** Begin **
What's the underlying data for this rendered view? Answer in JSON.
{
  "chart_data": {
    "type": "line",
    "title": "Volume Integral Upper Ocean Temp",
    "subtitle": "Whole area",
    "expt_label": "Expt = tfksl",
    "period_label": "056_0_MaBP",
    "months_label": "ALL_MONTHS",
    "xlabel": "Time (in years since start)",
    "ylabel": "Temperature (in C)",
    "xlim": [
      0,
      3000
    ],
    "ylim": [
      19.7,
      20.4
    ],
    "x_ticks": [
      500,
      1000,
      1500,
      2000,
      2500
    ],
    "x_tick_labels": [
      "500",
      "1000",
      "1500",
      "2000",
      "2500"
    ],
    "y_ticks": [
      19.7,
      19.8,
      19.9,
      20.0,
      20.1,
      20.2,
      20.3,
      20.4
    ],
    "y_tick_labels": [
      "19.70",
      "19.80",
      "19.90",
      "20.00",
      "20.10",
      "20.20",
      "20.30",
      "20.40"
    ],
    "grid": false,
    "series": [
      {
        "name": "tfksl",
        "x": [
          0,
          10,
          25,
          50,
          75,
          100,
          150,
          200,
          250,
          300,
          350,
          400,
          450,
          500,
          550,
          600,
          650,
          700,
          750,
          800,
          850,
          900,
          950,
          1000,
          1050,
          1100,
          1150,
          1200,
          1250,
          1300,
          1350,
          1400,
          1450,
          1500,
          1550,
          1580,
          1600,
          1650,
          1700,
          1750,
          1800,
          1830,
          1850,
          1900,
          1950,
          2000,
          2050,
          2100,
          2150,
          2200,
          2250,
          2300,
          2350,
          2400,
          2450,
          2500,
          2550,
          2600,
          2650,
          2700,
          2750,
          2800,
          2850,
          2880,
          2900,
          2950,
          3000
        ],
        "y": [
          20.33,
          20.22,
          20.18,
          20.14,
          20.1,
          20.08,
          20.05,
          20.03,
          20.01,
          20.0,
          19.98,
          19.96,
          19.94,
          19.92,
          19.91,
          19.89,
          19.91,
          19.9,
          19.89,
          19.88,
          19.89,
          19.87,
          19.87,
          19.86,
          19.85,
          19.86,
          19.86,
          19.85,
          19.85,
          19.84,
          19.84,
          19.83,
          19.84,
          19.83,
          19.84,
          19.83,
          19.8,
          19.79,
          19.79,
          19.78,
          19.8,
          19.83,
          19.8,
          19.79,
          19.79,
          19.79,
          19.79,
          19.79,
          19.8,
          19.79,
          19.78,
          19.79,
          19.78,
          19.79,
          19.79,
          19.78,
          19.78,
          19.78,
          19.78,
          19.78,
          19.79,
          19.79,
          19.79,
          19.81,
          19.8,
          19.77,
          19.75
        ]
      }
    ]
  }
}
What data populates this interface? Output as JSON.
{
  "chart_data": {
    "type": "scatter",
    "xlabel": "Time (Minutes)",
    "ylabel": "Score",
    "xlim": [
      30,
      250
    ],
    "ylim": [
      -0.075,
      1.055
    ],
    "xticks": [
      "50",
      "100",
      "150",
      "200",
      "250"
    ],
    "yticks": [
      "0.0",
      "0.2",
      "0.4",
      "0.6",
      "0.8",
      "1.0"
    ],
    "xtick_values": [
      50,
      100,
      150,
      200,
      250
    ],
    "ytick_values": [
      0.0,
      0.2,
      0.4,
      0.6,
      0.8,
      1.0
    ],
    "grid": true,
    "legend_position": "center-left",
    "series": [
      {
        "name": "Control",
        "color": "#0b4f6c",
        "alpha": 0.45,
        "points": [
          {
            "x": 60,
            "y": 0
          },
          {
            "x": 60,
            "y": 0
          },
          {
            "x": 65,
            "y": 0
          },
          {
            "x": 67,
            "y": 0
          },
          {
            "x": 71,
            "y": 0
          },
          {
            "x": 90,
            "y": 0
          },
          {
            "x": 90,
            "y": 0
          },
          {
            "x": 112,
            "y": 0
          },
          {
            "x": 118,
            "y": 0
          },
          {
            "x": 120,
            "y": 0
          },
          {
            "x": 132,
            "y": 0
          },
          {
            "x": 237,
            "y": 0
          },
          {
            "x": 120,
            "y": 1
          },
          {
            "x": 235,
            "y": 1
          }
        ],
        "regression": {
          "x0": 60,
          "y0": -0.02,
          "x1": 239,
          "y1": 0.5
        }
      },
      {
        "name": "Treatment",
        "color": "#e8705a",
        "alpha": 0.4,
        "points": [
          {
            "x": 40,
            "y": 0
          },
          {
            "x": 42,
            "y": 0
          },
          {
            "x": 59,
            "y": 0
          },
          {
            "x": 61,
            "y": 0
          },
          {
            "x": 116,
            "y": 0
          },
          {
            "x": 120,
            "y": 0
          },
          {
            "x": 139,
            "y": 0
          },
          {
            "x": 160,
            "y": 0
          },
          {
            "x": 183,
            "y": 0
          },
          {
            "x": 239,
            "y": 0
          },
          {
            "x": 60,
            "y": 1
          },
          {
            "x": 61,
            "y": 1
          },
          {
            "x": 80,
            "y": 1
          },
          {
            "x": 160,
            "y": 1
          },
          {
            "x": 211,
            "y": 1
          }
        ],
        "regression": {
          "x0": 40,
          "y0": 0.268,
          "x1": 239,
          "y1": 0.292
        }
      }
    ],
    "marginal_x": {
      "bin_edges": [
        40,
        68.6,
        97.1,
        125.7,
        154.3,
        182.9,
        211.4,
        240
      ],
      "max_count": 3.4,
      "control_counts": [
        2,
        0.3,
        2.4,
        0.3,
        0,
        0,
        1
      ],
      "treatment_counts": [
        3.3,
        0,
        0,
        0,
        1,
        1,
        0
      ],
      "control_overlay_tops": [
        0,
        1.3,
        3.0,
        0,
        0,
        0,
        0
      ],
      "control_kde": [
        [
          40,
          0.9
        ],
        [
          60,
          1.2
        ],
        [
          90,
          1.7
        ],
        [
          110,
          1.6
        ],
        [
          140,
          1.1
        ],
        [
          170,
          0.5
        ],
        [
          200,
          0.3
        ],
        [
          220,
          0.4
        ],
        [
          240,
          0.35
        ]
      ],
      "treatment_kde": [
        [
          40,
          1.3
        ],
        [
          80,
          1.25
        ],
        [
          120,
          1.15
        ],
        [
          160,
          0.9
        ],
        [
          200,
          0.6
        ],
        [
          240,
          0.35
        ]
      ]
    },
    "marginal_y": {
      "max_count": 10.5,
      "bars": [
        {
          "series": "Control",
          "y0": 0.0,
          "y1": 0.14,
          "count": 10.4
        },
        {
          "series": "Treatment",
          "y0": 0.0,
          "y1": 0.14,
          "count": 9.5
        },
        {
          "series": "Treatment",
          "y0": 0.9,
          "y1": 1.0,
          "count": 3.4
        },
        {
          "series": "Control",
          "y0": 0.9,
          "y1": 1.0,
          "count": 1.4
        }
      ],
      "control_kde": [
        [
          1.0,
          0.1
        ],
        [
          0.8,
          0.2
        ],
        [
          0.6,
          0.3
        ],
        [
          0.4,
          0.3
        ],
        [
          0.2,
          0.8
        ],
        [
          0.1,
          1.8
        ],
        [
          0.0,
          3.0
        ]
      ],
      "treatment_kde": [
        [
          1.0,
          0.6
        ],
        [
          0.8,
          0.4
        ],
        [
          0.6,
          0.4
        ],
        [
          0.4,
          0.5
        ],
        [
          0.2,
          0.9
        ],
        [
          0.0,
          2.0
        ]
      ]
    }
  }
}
** End **
Exercise brief: Copy each line of the listing that includes "Time".

Answer in full:
    "xlabel": "Time (in years since start)",
    "xlabel": "Time (Minutes)",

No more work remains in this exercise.